** Items from a figure collection **
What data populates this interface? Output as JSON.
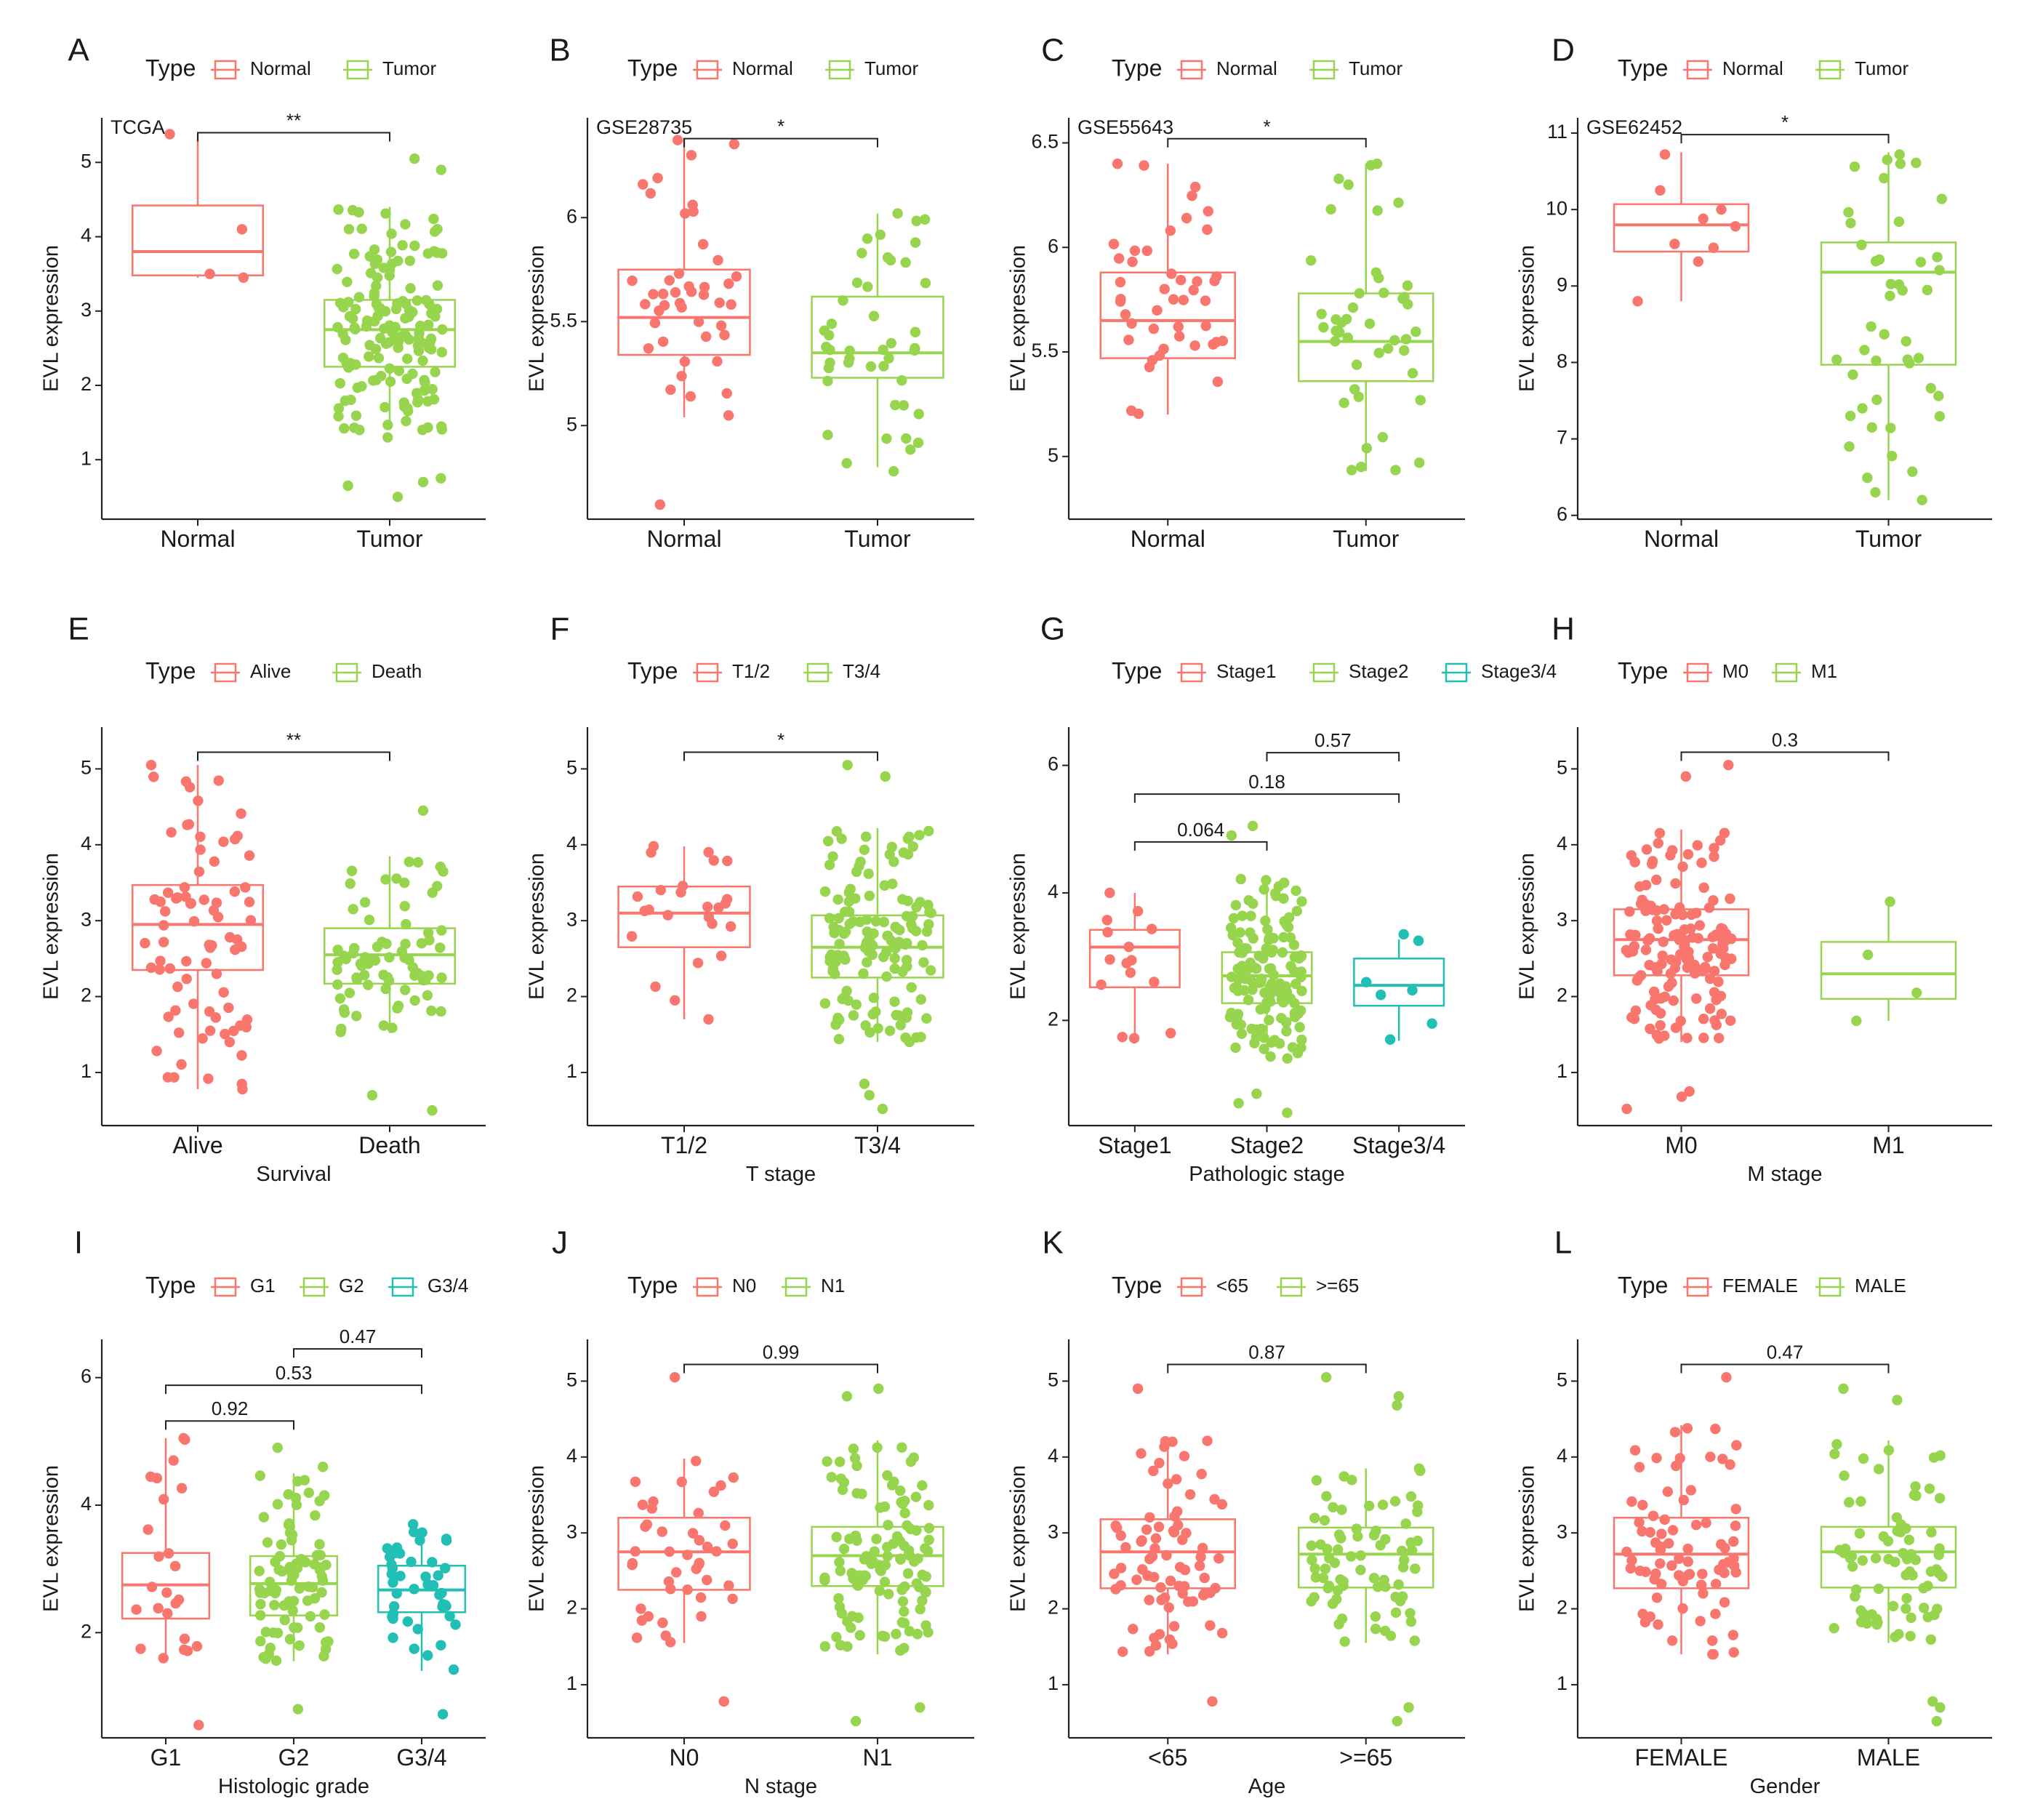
{
  "figure": {
    "ylabel": "EVL expression",
    "legend_title": "Type"
  },
  "colors": {
    "red": "#F8766D",
    "green": "#98D54E",
    "teal": "#22BFB4"
  },
  "chart_data": [
    {
      "panel": "A",
      "type": "box",
      "dataset": "TCGA",
      "legend_title": "Type",
      "categories": [
        "Normal",
        "Tumor"
      ],
      "colors": [
        "red",
        "green"
      ],
      "xlabel": "",
      "ylabel": "EVL expression",
      "ylim": [
        0.2,
        5.6
      ],
      "yticks": [
        1,
        2,
        3,
        4,
        5
      ],
      "boxes": [
        {
          "min": 3.45,
          "q1": 3.48,
          "median": 3.8,
          "q3": 4.42,
          "max": 5.38,
          "n": 4,
          "points": [
            5.38,
            4.1,
            3.5,
            3.45
          ]
        },
        {
          "min": 1.4,
          "q1": 2.25,
          "median": 2.75,
          "q3": 3.15,
          "max": 4.4,
          "n": 160,
          "points": [
            5.05,
            4.9,
            0.5,
            0.65,
            0.75,
            0.7,
            1.3,
            1.4
          ]
        }
      ],
      "comparisons": [
        {
          "from": 0,
          "to": 1,
          "label": "**",
          "y": 5.4
        }
      ]
    },
    {
      "panel": "B",
      "type": "box",
      "dataset": "GSE28735",
      "legend_title": "Type",
      "categories": [
        "Normal",
        "Tumor"
      ],
      "colors": [
        "red",
        "green"
      ],
      "xlabel": "",
      "ylabel": "EVL expression",
      "ylim": [
        4.55,
        6.48
      ],
      "yticks": [
        5.0,
        5.5,
        6.0
      ],
      "boxes": [
        {
          "min": 5.04,
          "q1": 5.34,
          "median": 5.52,
          "q3": 5.75,
          "max": 6.38,
          "n": 45,
          "points": [
            6.3,
            6.02,
            4.62
          ]
        },
        {
          "min": 4.8,
          "q1": 5.23,
          "median": 5.35,
          "q3": 5.62,
          "max": 6.02,
          "n": 45,
          "points": [
            4.78,
            6.02,
            5.88
          ]
        }
      ],
      "comparisons": [
        {
          "from": 0,
          "to": 1,
          "label": "*",
          "y": 6.38
        }
      ]
    },
    {
      "panel": "C",
      "type": "box",
      "dataset": "GSE55643",
      "legend_title": "Type",
      "categories": [
        "Normal",
        "Tumor"
      ],
      "colors": [
        "red",
        "green"
      ],
      "xlabel": "",
      "ylabel": "EVL expression",
      "ylim": [
        4.7,
        6.62
      ],
      "yticks": [
        5.0,
        5.5,
        6.0,
        6.5
      ],
      "boxes": [
        {
          "min": 5.2,
          "q1": 5.47,
          "median": 5.65,
          "q3": 5.88,
          "max": 6.4,
          "n": 45,
          "points": [
            6.4,
            6.14
          ]
        },
        {
          "min": 4.93,
          "q1": 5.36,
          "median": 5.55,
          "q3": 5.78,
          "max": 6.4,
          "n": 45,
          "points": [
            6.4,
            6.3,
            4.95,
            4.97
          ]
        }
      ],
      "comparisons": [
        {
          "from": 0,
          "to": 1,
          "label": "*",
          "y": 6.52
        }
      ]
    },
    {
      "panel": "D",
      "type": "box",
      "dataset": "GSE62452",
      "legend_title": "Type",
      "categories": [
        "Normal",
        "Tumor"
      ],
      "colors": [
        "red",
        "green"
      ],
      "xlabel": "",
      "ylabel": "EVL expression",
      "ylim": [
        5.95,
        11.2
      ],
      "yticks": [
        6,
        7,
        8,
        9,
        10,
        11
      ],
      "boxes": [
        {
          "min": 8.8,
          "q1": 9.45,
          "median": 9.8,
          "q3": 10.07,
          "max": 10.75,
          "n": 9,
          "points": [
            10.72,
            10.25,
            10.0,
            9.88,
            9.78,
            9.55,
            9.5,
            9.32,
            8.8
          ]
        },
        {
          "min": 6.2,
          "q1": 7.97,
          "median": 9.18,
          "q3": 9.57,
          "max": 10.75,
          "n": 45,
          "points": [
            10.72,
            10.65,
            6.2,
            7.15,
            7.4
          ]
        }
      ],
      "comparisons": [
        {
          "from": 0,
          "to": 1,
          "label": "*",
          "y": 10.98
        }
      ]
    },
    {
      "panel": "E",
      "type": "box",
      "dataset": "",
      "legend_title": "Type",
      "categories": [
        "Alive",
        "Death"
      ],
      "colors": [
        "red",
        "green"
      ],
      "xlabel": "Survival",
      "ylabel": "EVL expression",
      "ylim": [
        0.3,
        5.55
      ],
      "yticks": [
        1,
        2,
        3,
        4,
        5
      ],
      "boxes": [
        {
          "min": 0.78,
          "q1": 2.35,
          "median": 2.95,
          "q3": 3.47,
          "max": 5.05,
          "n": 80,
          "points": [
            5.05,
            0.78,
            1.4,
            1.55
          ]
        },
        {
          "min": 1.52,
          "q1": 2.17,
          "median": 2.55,
          "q3": 2.9,
          "max": 3.85,
          "n": 80,
          "points": [
            4.45,
            0.5,
            0.7
          ]
        }
      ],
      "comparisons": [
        {
          "from": 0,
          "to": 1,
          "label": "**",
          "y": 5.22
        }
      ]
    },
    {
      "panel": "F",
      "type": "box",
      "dataset": "",
      "legend_title": "Type",
      "categories": [
        "T1/2",
        "T3/4"
      ],
      "colors": [
        "red",
        "green"
      ],
      "xlabel": "T stage",
      "ylabel": "EVL expression",
      "ylim": [
        0.3,
        5.55
      ],
      "yticks": [
        1,
        2,
        3,
        4,
        5
      ],
      "boxes": [
        {
          "min": 1.7,
          "q1": 2.65,
          "median": 3.1,
          "q3": 3.45,
          "max": 3.98,
          "n": 25,
          "points": [
            3.98,
            1.7,
            1.95
          ]
        },
        {
          "min": 1.4,
          "q1": 2.25,
          "median": 2.65,
          "q3": 3.07,
          "max": 4.22,
          "n": 140,
          "points": [
            5.05,
            4.9,
            0.52,
            0.7,
            0.85
          ]
        }
      ],
      "comparisons": [
        {
          "from": 0,
          "to": 1,
          "label": "*",
          "y": 5.22
        }
      ]
    },
    {
      "panel": "G",
      "type": "box",
      "dataset": "",
      "legend_title": "Type",
      "categories": [
        "Stage1",
        "Stage2",
        "Stage3/4"
      ],
      "colors": [
        "red",
        "green",
        "teal"
      ],
      "xlabel": "Pathologic stage",
      "ylabel": "EVL expression",
      "ylim": [
        0.35,
        6.6
      ],
      "yticks": [
        2,
        4,
        6
      ],
      "boxes": [
        {
          "min": 1.7,
          "q1": 2.52,
          "median": 3.15,
          "q3": 3.42,
          "max": 4.0,
          "n": 15,
          "points": [
            4.0,
            1.72,
            1.8
          ]
        },
        {
          "min": 1.4,
          "q1": 2.27,
          "median": 2.7,
          "q3": 3.07,
          "max": 4.22,
          "n": 140,
          "points": [
            5.05,
            4.9,
            0.55,
            0.7,
            0.85
          ]
        },
        {
          "min": 1.68,
          "q1": 2.23,
          "median": 2.55,
          "q3": 2.97,
          "max": 3.27,
          "n": 7,
          "points": [
            3.35,
            3.25,
            2.4,
            1.7,
            1.95,
            2.6
          ]
        }
      ],
      "comparisons": [
        {
          "from": 0,
          "to": 1,
          "label": "0.064",
          "y": 4.8
        },
        {
          "from": 0,
          "to": 2,
          "label": "0.18",
          "y": 5.55
        },
        {
          "from": 1,
          "to": 2,
          "label": "0.57",
          "y": 6.2
        }
      ]
    },
    {
      "panel": "H",
      "type": "box",
      "dataset": "",
      "legend_title": "Type",
      "categories": [
        "M0",
        "M1"
      ],
      "colors": [
        "red",
        "green"
      ],
      "xlabel": "M stage",
      "ylabel": "EVL expression",
      "ylim": [
        0.3,
        5.55
      ],
      "yticks": [
        1,
        2,
        3,
        4,
        5
      ],
      "boxes": [
        {
          "min": 1.4,
          "q1": 2.28,
          "median": 2.75,
          "q3": 3.15,
          "max": 4.2,
          "n": 150,
          "points": [
            5.05,
            4.9,
            0.52,
            0.68,
            0.75
          ]
        },
        {
          "min": 1.68,
          "q1": 1.97,
          "median": 2.3,
          "q3": 2.72,
          "max": 3.25,
          "n": 4,
          "points": [
            3.25,
            2.55,
            2.05,
            1.68
          ]
        }
      ],
      "comparisons": [
        {
          "from": 0,
          "to": 1,
          "label": "0.3",
          "y": 5.22
        }
      ]
    },
    {
      "panel": "I",
      "type": "box",
      "dataset": "",
      "legend_title": "Type",
      "categories": [
        "G1",
        "G2",
        "G3/4"
      ],
      "colors": [
        "red",
        "green",
        "teal"
      ],
      "xlabel": "Histologic grade",
      "ylabel": "EVL expression",
      "ylim": [
        0.35,
        6.6
      ],
      "yticks": [
        2,
        4,
        6
      ],
      "boxes": [
        {
          "min": 1.6,
          "q1": 2.22,
          "median": 2.75,
          "q3": 3.25,
          "max": 5.05,
          "n": 25,
          "points": [
            5.05,
            4.7,
            0.55,
            1.6
          ]
        },
        {
          "min": 1.55,
          "q1": 2.27,
          "median": 2.77,
          "q3": 3.2,
          "max": 4.5,
          "n": 90,
          "points": [
            4.9,
            4.6,
            0.8
          ]
        },
        {
          "min": 1.4,
          "q1": 2.32,
          "median": 2.67,
          "q3": 3.05,
          "max": 3.6,
          "n": 45,
          "points": [
            3.7,
            1.42,
            0.72
          ]
        }
      ],
      "comparisons": [
        {
          "from": 0,
          "to": 1,
          "label": "0.92",
          "y": 5.32
        },
        {
          "from": 0,
          "to": 2,
          "label": "0.53",
          "y": 5.88
        },
        {
          "from": 1,
          "to": 2,
          "label": "0.47",
          "y": 6.45
        }
      ]
    },
    {
      "panel": "J",
      "type": "box",
      "dataset": "",
      "legend_title": "Type",
      "categories": [
        "N0",
        "N1"
      ],
      "colors": [
        "red",
        "green"
      ],
      "xlabel": "N stage",
      "ylabel": "EVL expression",
      "ylim": [
        0.3,
        5.55
      ],
      "yticks": [
        1,
        2,
        3,
        4,
        5
      ],
      "boxes": [
        {
          "min": 1.55,
          "q1": 2.25,
          "median": 2.75,
          "q3": 3.2,
          "max": 3.98,
          "n": 45,
          "points": [
            5.05,
            0.78
          ]
        },
        {
          "min": 1.4,
          "q1": 2.3,
          "median": 2.7,
          "q3": 3.08,
          "max": 4.22,
          "n": 120,
          "points": [
            4.9,
            4.8,
            0.52,
            0.7
          ]
        }
      ],
      "comparisons": [
        {
          "from": 0,
          "to": 1,
          "label": "0.99",
          "y": 5.22
        }
      ]
    },
    {
      "panel": "K",
      "type": "box",
      "dataset": "",
      "legend_title": "Type",
      "categories": [
        "<65",
        ">=65"
      ],
      "colors": [
        "red",
        "green"
      ],
      "xlabel": "Age",
      "ylabel": "EVL expression",
      "ylim": [
        0.3,
        5.55
      ],
      "yticks": [
        1,
        2,
        3,
        4,
        5
      ],
      "boxes": [
        {
          "min": 1.4,
          "q1": 2.27,
          "median": 2.75,
          "q3": 3.18,
          "max": 4.22,
          "n": 80,
          "points": [
            4.9,
            0.78
          ]
        },
        {
          "min": 1.55,
          "q1": 2.28,
          "median": 2.72,
          "q3": 3.07,
          "max": 3.85,
          "n": 80,
          "points": [
            5.05,
            4.8,
            4.68,
            0.52,
            0.7
          ]
        }
      ],
      "comparisons": [
        {
          "from": 0,
          "to": 1,
          "label": "0.87",
          "y": 5.22
        }
      ]
    },
    {
      "panel": "L",
      "type": "box",
      "dataset": "",
      "legend_title": "Type",
      "categories": [
        "FEMALE",
        "MALE"
      ],
      "colors": [
        "red",
        "green"
      ],
      "xlabel": "Gender",
      "ylabel": "EVL expression",
      "ylim": [
        0.3,
        5.55
      ],
      "yticks": [
        1,
        2,
        3,
        4,
        5
      ],
      "boxes": [
        {
          "min": 1.4,
          "q1": 2.27,
          "median": 2.72,
          "q3": 3.2,
          "max": 4.42,
          "n": 80,
          "points": [
            5.05,
            1.4
          ]
        },
        {
          "min": 1.55,
          "q1": 2.28,
          "median": 2.75,
          "q3": 3.08,
          "max": 4.22,
          "n": 80,
          "points": [
            4.9,
            4.75,
            0.52,
            0.7,
            0.78
          ]
        }
      ],
      "comparisons": [
        {
          "from": 0,
          "to": 1,
          "label": "0.47",
          "y": 5.22
        }
      ]
    }
  ]
}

** WHAT YOU HAVE TO DO **
Read the entries above and find each line holding the word "xlabel". Copy it out.

** SOLVED EXERCISE **
      "xlabel": "",
      "xlabel": "",
      "xlabel": "",
      "xlabel": "",
      "xlabel": "Survival",
      "xlabel": "T stage",
      "xlabel": "Pathologic stage",
      "xlabel": "M stage",
      "xlabel": "Histologic grade",
      "xlabel": "N stage",
      "xlabel": "Age",
      "xlabel": "Gender",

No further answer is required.